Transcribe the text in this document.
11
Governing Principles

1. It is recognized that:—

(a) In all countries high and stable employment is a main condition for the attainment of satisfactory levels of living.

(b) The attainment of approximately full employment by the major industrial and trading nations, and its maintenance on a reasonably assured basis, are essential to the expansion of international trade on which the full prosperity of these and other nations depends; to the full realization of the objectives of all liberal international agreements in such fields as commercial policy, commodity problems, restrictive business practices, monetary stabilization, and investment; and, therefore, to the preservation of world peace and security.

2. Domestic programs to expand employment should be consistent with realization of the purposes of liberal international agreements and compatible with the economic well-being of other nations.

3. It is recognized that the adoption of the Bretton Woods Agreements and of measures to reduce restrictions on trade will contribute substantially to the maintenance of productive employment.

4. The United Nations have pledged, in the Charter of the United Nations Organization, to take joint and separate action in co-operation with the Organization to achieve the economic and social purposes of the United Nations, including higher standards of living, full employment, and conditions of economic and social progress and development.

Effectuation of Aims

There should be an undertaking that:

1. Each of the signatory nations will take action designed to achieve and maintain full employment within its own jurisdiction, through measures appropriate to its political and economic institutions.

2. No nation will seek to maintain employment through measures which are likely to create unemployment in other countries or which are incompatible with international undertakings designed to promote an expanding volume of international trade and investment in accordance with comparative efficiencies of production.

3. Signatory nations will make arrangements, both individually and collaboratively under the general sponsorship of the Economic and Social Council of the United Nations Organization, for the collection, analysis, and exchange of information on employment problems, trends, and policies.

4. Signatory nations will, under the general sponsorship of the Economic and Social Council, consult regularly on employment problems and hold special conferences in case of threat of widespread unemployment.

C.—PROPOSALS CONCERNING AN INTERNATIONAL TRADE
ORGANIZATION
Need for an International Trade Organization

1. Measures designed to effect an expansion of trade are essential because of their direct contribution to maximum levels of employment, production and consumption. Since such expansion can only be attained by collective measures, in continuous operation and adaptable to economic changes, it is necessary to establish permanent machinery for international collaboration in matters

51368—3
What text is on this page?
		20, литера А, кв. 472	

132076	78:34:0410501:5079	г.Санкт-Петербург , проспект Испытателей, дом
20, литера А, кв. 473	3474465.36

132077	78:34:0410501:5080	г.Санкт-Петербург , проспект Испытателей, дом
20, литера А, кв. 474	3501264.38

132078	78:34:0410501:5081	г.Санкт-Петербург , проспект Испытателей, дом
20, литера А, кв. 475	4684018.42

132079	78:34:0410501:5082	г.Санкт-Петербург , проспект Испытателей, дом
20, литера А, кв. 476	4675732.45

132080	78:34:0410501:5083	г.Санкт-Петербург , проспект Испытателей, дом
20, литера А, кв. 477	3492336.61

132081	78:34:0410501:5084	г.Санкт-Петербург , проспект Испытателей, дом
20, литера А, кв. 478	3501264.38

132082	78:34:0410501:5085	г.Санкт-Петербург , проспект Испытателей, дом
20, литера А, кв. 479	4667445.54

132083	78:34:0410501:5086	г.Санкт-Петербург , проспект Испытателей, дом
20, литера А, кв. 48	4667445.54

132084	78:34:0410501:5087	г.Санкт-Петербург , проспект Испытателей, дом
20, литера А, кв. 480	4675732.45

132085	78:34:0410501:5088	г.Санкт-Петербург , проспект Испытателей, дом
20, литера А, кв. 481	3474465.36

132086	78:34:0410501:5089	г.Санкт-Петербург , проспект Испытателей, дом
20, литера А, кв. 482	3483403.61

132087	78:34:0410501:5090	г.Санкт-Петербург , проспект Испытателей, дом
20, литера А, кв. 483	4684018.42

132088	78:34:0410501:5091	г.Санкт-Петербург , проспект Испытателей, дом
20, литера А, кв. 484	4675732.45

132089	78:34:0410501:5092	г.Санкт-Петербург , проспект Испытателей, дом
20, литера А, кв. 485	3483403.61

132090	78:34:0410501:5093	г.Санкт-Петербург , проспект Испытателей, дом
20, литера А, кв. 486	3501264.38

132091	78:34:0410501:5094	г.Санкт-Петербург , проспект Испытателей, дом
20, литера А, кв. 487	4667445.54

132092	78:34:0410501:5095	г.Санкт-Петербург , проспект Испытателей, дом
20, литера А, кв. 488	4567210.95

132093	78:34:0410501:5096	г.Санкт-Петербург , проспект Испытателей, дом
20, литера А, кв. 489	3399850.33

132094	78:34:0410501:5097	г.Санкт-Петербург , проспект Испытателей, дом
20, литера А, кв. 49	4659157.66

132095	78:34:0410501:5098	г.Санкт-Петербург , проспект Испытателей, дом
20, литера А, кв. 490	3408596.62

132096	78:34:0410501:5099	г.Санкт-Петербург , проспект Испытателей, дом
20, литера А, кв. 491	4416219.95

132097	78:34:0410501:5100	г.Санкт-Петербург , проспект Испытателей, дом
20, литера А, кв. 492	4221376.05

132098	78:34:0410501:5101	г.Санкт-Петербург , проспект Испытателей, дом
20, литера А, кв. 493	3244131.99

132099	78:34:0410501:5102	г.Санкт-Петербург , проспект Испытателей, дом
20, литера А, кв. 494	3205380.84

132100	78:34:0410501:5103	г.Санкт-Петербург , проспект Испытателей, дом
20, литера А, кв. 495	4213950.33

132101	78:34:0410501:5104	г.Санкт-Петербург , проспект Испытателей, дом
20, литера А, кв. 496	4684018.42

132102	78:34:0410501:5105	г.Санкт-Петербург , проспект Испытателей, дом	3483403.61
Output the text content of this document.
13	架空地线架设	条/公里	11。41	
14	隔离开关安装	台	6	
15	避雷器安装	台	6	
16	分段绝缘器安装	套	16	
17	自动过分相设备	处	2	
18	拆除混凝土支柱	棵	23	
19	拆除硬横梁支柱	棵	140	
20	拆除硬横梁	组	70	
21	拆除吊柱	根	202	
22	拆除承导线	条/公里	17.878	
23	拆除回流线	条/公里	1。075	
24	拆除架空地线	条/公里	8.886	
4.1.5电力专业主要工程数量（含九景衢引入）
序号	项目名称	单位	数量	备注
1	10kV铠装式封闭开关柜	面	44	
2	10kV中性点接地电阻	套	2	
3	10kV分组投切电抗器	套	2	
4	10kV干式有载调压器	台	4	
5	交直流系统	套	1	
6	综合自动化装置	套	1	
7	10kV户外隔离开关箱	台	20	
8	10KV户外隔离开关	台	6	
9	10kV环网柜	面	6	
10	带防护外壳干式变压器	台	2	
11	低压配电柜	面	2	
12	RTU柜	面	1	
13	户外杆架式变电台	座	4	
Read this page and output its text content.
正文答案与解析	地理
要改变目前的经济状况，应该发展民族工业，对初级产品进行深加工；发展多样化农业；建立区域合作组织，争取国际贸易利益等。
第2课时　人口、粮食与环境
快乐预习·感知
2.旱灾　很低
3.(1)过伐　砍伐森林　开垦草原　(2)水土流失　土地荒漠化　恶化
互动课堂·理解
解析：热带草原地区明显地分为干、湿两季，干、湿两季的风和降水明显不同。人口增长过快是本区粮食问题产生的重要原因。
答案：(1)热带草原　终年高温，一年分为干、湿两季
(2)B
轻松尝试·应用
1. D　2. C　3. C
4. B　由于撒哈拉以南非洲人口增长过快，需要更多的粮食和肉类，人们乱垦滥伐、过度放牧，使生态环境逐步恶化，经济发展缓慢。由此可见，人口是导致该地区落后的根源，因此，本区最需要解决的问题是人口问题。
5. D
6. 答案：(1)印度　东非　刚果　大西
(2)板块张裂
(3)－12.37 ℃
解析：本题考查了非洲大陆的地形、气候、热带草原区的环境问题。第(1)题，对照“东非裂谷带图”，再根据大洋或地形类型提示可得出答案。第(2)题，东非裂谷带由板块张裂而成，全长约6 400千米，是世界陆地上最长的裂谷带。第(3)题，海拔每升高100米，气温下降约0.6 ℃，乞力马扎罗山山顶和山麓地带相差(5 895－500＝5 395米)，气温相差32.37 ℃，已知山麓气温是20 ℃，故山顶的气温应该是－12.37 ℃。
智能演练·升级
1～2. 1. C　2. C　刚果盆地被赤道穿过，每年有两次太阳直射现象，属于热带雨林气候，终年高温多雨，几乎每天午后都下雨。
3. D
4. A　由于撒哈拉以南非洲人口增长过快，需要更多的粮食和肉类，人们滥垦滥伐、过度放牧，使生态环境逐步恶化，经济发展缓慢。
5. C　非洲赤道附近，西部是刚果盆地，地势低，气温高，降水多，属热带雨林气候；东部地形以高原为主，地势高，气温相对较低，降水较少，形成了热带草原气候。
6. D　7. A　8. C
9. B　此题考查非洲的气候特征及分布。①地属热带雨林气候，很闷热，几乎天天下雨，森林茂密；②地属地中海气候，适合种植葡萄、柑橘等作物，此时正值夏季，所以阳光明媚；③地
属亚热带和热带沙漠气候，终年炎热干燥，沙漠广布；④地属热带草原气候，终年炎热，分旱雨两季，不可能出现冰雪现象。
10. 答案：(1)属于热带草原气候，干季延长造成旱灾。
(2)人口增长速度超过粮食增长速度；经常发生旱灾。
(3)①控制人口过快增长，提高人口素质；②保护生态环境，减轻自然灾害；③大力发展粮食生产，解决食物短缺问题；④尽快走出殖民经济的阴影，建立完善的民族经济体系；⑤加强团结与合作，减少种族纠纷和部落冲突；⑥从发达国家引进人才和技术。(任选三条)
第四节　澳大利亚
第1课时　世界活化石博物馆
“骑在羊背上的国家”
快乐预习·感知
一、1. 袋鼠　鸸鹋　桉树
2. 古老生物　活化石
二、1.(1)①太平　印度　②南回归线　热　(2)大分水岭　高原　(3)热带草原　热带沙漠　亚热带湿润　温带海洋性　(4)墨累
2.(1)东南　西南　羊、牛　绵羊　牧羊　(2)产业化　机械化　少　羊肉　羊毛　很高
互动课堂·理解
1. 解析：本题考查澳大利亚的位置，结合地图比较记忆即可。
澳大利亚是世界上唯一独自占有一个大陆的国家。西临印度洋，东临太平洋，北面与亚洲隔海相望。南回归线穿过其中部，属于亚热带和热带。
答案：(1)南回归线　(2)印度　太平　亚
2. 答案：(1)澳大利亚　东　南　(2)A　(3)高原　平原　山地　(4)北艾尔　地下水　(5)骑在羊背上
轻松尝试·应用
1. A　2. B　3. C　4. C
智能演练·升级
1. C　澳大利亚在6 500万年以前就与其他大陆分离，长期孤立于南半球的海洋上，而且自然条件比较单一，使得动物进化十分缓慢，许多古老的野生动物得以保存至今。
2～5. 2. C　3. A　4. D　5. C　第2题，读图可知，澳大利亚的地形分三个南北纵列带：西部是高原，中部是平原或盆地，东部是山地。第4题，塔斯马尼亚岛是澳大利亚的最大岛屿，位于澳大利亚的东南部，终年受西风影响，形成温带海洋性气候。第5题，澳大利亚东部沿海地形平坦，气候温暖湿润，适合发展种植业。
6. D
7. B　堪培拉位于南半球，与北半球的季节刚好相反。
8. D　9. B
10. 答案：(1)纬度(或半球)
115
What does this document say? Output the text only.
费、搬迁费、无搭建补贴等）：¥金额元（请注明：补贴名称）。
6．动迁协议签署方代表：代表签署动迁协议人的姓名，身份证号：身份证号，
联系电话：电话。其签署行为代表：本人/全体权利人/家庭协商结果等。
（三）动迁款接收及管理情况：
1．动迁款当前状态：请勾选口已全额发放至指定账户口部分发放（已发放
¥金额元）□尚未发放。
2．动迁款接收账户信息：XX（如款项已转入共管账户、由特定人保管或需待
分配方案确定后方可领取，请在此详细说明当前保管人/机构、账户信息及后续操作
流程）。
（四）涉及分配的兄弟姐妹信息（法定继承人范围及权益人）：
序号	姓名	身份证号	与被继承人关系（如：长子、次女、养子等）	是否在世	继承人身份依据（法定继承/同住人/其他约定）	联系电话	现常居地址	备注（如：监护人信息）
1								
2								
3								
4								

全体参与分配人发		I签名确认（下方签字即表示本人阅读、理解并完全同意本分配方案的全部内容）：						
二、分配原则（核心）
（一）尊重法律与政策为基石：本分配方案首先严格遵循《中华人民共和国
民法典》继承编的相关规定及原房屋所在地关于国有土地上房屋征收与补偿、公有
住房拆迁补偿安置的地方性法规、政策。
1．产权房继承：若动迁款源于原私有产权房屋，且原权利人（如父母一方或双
┄┄┄┄┄┄
**Requirements**
Please retype, exactly as written, every line from the line containing "What does this" through the last line of the records above, including both of those lines, and nothing else.

**Result of the exercise**
What does this document say? Output the text only.
费、搬迁费、无搭建补贴等）：¥金额元（请注明：补贴名称）。
6．动迁协议签署方代表：代表签署动迁协议人的姓名，身份证号：身份证号，
联系电话：电话。其签署行为代表：本人/全体权利人/家庭协商结果等。
（三）动迁款接收及管理情况：
1．动迁款当前状态：请勾选口已全额发放至指定账户口部分发放（已发放
¥金额元）□尚未发放。
2．动迁款接收账户信息：XX（如款项已转入共管账户、由特定人保管或需待
分配方案确定后方可领取，请在此详细说明当前保管人/机构、账户信息及后续操作
流程）。
（四）涉及分配的兄弟姐妹信息（法定继承人范围及权益人）：
序号	姓名	身份证号	与被继承人关系（如：长子、次女、养子等）	是否在世	继承人身份依据（法定继承/同住人/其他约定）	联系电话	现常居地址	备注（如：监护人信息）
1								
2								
3								
4								

全体参与分配人发		I签名确认（下方签字即表示本人阅读、理解并完全同意本分配方案的全部内容）：						
二、分配原则（核心）
（一）尊重法律与政策为基石：本分配方案首先严格遵循《中华人民共和国
民法典》继承编的相关规定及原房屋所在地关于国有土地上房屋征收与补偿、公有
住房拆迁补偿安置的地方性法规、政策。
1．产权房继承：若动迁款源于原私有产权房屋，且原权利人（如父母一方或双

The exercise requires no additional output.